_Exercise aim_
Reproduce every line of the records below, changing "Illinois EPA" to "IEPA" wherever it appears and leaving everything else as it is.
━━━ Extracted data
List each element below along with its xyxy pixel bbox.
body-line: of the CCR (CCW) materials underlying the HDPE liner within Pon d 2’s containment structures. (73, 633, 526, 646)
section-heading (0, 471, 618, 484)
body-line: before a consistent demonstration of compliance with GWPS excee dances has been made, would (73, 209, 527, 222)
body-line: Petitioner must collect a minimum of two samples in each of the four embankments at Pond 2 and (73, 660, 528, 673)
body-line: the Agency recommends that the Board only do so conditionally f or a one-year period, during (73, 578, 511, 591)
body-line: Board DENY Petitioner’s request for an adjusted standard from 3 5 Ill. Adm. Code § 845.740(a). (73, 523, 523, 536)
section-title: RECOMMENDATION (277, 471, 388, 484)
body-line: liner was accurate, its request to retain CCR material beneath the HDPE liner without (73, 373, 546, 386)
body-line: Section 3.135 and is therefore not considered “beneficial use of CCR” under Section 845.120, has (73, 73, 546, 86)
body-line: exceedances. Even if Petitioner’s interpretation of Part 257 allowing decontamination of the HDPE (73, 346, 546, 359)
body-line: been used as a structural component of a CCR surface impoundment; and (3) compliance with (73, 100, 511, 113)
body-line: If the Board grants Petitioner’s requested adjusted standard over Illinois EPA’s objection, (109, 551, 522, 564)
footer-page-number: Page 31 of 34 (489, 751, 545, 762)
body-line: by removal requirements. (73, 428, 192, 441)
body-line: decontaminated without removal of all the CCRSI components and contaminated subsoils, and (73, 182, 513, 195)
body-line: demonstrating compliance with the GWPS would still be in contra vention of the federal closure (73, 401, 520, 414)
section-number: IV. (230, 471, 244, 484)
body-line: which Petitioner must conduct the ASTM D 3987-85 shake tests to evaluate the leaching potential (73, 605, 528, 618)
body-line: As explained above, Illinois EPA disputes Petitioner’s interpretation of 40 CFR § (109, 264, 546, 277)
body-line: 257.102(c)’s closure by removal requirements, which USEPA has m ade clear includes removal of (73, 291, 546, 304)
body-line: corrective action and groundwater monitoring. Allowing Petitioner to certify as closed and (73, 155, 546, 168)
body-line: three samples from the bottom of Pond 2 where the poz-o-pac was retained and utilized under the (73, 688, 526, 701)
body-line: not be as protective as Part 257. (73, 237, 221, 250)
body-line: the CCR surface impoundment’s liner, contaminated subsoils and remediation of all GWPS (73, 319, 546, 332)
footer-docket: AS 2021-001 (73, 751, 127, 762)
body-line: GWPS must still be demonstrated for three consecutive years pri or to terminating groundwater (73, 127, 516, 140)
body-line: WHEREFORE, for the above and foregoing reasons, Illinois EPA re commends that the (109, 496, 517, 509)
━━━━━━
_Result below_
List each element below along with its xyxy pixel bbox.
body-line: of the CCR (CCW) materials underlying the HDPE liner within Pon d 2’s containment structures. (73, 633, 526, 646)
section-heading (0, 471, 618, 484)
body-line: before a consistent demonstration of compliance with GWPS excee dances has been made, would (73, 209, 527, 222)
body-line: Petitioner must collect a minimum of two samples in each of the four embankments at Pond 2 and (73, 660, 528, 673)
body-line: the Agency recommends that the Board only do so conditionally f or a one-year period, during (73, 578, 511, 591)
body-line: Board DENY Petitioner’s request for an adjusted standard from 3 5 Ill. Adm. Code § 845.740(a). (73, 523, 523, 536)
section-title: RECOMMENDATION (277, 471, 388, 484)
body-line: liner was accurate, its request to retain CCR material beneath the HDPE liner without (73, 373, 546, 386)
body-line: Section 3.135 and is therefore not considered “beneficial use of CCR” under Section 845.120, has (73, 73, 546, 86)
body-line: exceedances. Even if Petitioner’s interpretation of Part 257 allowing decontamination of the HDPE (73, 346, 546, 359)
body-line: been used as a structural component of a CCR surface impoundment; and (3) compliance with (73, 100, 511, 113)
body-line: If the Board grants Petitioner’s requested adjusted standard over IEPA’s objection, (109, 551, 522, 564)
footer-page-number: Page 31 of 34 (489, 751, 545, 762)
body-line: by removal requirements. (73, 428, 192, 441)
body-line: decontaminated without removal of all the CCRSI components and contaminated subsoils, and (73, 182, 513, 195)
body-line: demonstrating compliance with the GWPS would still be in contra vention of the federal closure (73, 401, 520, 414)
section-number: IV. (230, 471, 244, 484)
body-line: which Petitioner must conduct the ASTM D 3987-85 shake tests to evaluate the leaching potential (73, 605, 528, 618)
body-line: As explained above, IEPA disputes Petitioner’s interpretation of 40 CFR § (109, 264, 546, 277)
body-line: 257.102(c)’s closure by removal requirements, which USEPA has m ade clear includes removal of (73, 291, 546, 304)
body-line: corrective action and groundwater monitoring. Allowing Petitioner to certify as closed and (73, 155, 546, 168)
body-line: three samples from the bottom of Pond 2 where the poz-o-pac was retained and utilized under the (73, 688, 526, 701)
body-line: not be as protective as Part 257. (73, 237, 221, 250)
body-line: the CCR surface impoundment’s liner, contaminated subsoils and remediation of all GWPS (73, 319, 546, 332)
footer-docket: AS 2021-001 (73, 751, 127, 762)
body-line: GWPS must still be demonstrated for three consecutive years pri or to terminating groundwater (73, 127, 516, 140)
body-line: WHEREFORE, for the above and foregoing reasons, IEPA re commends that the (109, 496, 517, 509)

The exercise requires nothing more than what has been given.